▽

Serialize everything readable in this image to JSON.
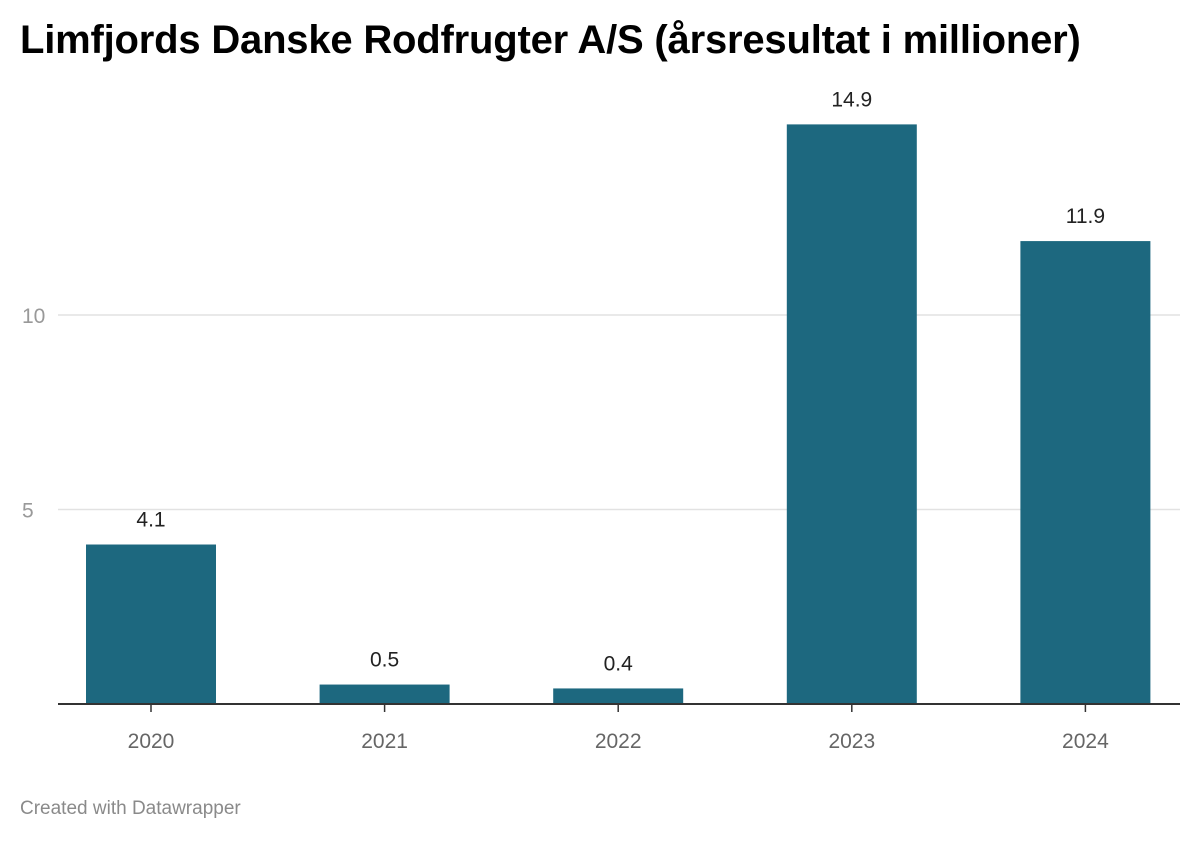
{
  "title": "Limfjords Danske Rodfrugter A/S (årsresultat i millioner)",
  "footer": "Created with Datawrapper",
  "colors": {
    "bar": "#1d687f",
    "grid": "#e2e2e2",
    "axis": "#333333"
  },
  "chart_data": {
    "type": "bar",
    "title": "Limfjords Danske Rodfrugter A/S (årsresultat i millioner)",
    "categories": [
      "2020",
      "2021",
      "2022",
      "2023",
      "2024"
    ],
    "values": [
      4.1,
      0.5,
      0.4,
      14.9,
      11.9
    ],
    "value_labels": [
      "4.1",
      "0.5",
      "0.4",
      "14.9",
      "11.9"
    ],
    "yticks": [
      5,
      10
    ],
    "ytick_labels": [
      "5",
      "10"
    ],
    "ylim": [
      0,
      15
    ],
    "xlabel": "",
    "ylabel": "",
    "grid": true,
    "legend": "none"
  }
}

△

*TASK REQUIREMENTS*
Quote the material exactly. Pictures stay out.

*EXERCISE RESULT*
Serialize everything readable in this image to JSON.
{
  "title": "Limfjords Danske Rodfrugter A/S (årsresultat i millioner)",
  "footer": "Created with Datawrapper",
  "colors": {
    "bar": "#1d687f",
    "grid": "#e2e2e2",
    "axis": "#333333"
  },
  "chart_data": {
    "type": "bar",
    "title": "Limfjords Danske Rodfrugter A/S (årsresultat i millioner)",
    "categories": [
      "2020",
      "2021",
      "2022",
      "2023",
      "2024"
    ],
    "values": [
      4.1,
      0.5,
      0.4,
      14.9,
      11.9
    ],
    "value_labels": [
      "4.1",
      "0.5",
      "0.4",
      "14.9",
      "11.9"
    ],
    "yticks": [
      5,
      10
    ],
    "ytick_labels": [
      "5",
      "10"
    ],
    "ylim": [
      0,
      15
    ],
    "xlabel": "",
    "ylabel": "",
    "grid": true,
    "legend": "none"
  }
}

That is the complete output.